## Job:
Give a verbatim copy of the lines below, minus the pictures.

Figure data in JSON
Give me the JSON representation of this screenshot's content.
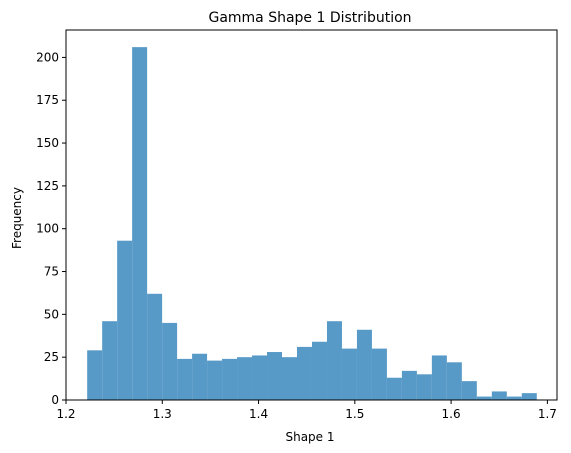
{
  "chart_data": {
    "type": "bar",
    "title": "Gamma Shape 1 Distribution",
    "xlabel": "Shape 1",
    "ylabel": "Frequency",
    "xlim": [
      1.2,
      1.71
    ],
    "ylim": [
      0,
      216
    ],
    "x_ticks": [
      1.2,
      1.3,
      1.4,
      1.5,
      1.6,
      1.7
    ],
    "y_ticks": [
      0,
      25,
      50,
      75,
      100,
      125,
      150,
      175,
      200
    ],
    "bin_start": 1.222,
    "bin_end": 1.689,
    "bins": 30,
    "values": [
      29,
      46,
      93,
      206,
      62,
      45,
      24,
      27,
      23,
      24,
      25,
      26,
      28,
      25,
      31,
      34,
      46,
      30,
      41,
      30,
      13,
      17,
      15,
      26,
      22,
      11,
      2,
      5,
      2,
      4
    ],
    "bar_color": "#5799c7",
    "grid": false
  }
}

## Exercise output:
Give me the JSON representation of this screenshot's content.
{
  "chart_data": {
    "type": "bar",
    "title": "Gamma Shape 1 Distribution",
    "xlabel": "Shape 1",
    "ylabel": "Frequency",
    "xlim": [
      1.2,
      1.71
    ],
    "ylim": [
      0,
      216
    ],
    "x_ticks": [
      1.2,
      1.3,
      1.4,
      1.5,
      1.6,
      1.7
    ],
    "y_ticks": [
      0,
      25,
      50,
      75,
      100,
      125,
      150,
      175,
      200
    ],
    "bin_start": 1.222,
    "bin_end": 1.689,
    "bins": 30,
    "values": [
      29,
      46,
      93,
      206,
      62,
      45,
      24,
      27,
      23,
      24,
      25,
      26,
      28,
      25,
      31,
      34,
      46,
      30,
      41,
      30,
      13,
      17,
      15,
      26,
      22,
      11,
      2,
      5,
      2,
      4
    ],
    "bar_color": "#5799c7",
    "grid": false
  }
}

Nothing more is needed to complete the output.